#### Exercise
Without the pictures, return all of the material exactly as written.

#### Records provided
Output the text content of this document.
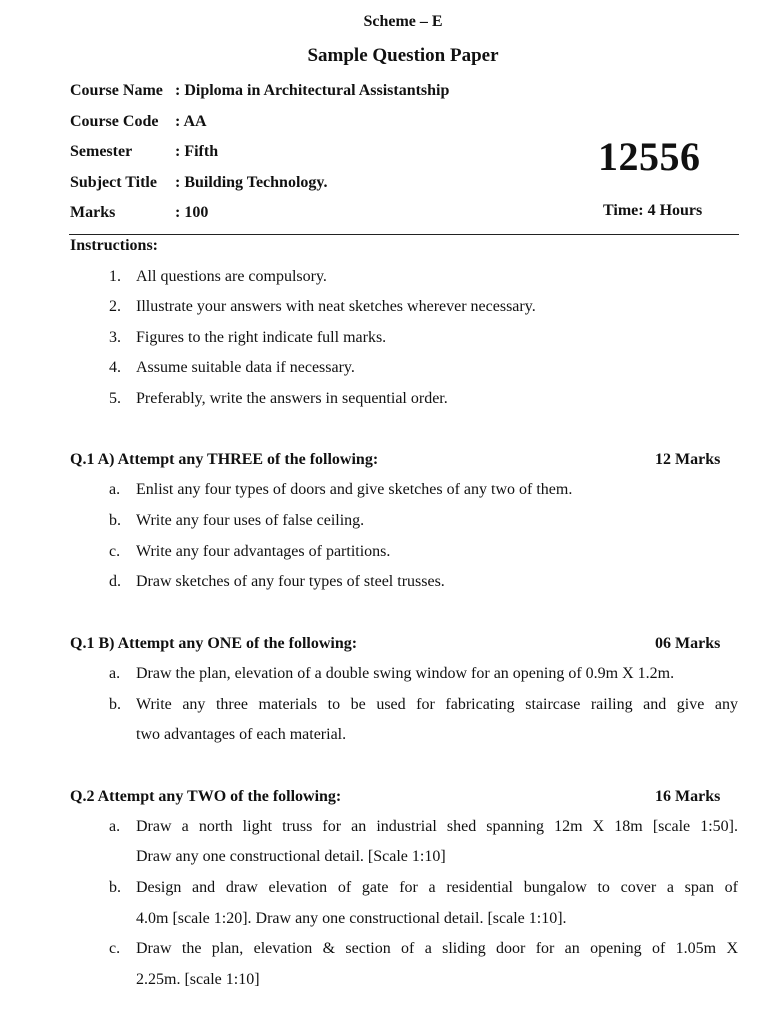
Scheme – E
Sample Question Paper
Course Name : Diploma in Architectural Assistantship
Course Code : AA
Semester	: Fifth
Subject Title : Building Technology.
Marks	: 100
12556
Time: 4 Hours
Instructions:
1. All questions are compulsory.
2. Illustrate your answers with neat sketches wherever necessary.
3. Figures to the right indicate full marks.
4. Assume suitable data if necessary.
5. Preferably, write the answers in sequential order.
Q.1 A) Attempt any THREE of the following:	12 Marks
a. Enlist any four types of doors and give sketches of any two of them.
b. Write any four uses of false ceiling.
c. Write any four advantages of partitions.
d. Draw sketches of any four types of steel trusses.
Q.1 B) Attempt any ONE of the following:	06 Marks
a. Draw the plan, elevation of a double swing window for an opening of 0.9m X 1.2m.
b. Write any three materials to be used for fabricating staircase railing and give any
two advantages of each material.
Q.2 Attempt any TWO of the following:	16 Marks
a. Draw a north light truss for an industrial shed spanning 12m X 18m [scale 1:50].
Draw any one constructional detail. [Scale 1:10]
b. Design and draw elevation of gate for a residential bungalow to cover a span of
4.0m [scale 1:20]. Draw any one constructional detail. [scale 1:10].
c. Draw the plan, elevation & section of a sliding door for an opening of 1.05m X
2.25m. [scale 1:10]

#### The output
Output the text content of this document.
Scheme – E
Sample Question Paper
Course Name : Diploma in Architectural Assistantship
Course Code : AA
Semester	: Fifth
Subject Title : Building Technology.
Marks	: 100
12556
Time: 4 Hours
Instructions:
1. All questions are compulsory.
2. Illustrate your answers with neat sketches wherever necessary.
3. Figures to the right indicate full marks.
4. Assume suitable data if necessary.
5. Preferably, write the answers in sequential order.
Q.1 A) Attempt any THREE of the following:	12 Marks
a. Enlist any four types of doors and give sketches of any two of them.
b. Write any four uses of false ceiling.
c. Write any four advantages of partitions.
d. Draw sketches of any four types of steel trusses.
Q.1 B) Attempt any ONE of the following:	06 Marks
a. Draw the plan, elevation of a double swing window for an opening of 0.9m X 1.2m.
b. Write any three materials to be used for fabricating staircase railing and give any
two advantages of each material.
Q.2 Attempt any TWO of the following:	16 Marks
a. Draw a north light truss for an industrial shed spanning 12m X 18m [scale 1:50].
Draw any one constructional detail. [Scale 1:10]
b. Design and draw elevation of gate for a residential bungalow to cover a span of
4.0m [scale 1:20]. Draw any one constructional detail. [scale 1:10].
c. Draw the plan, elevation & section of a sliding door for an opening of 1.05m X
2.25m. [scale 1:10]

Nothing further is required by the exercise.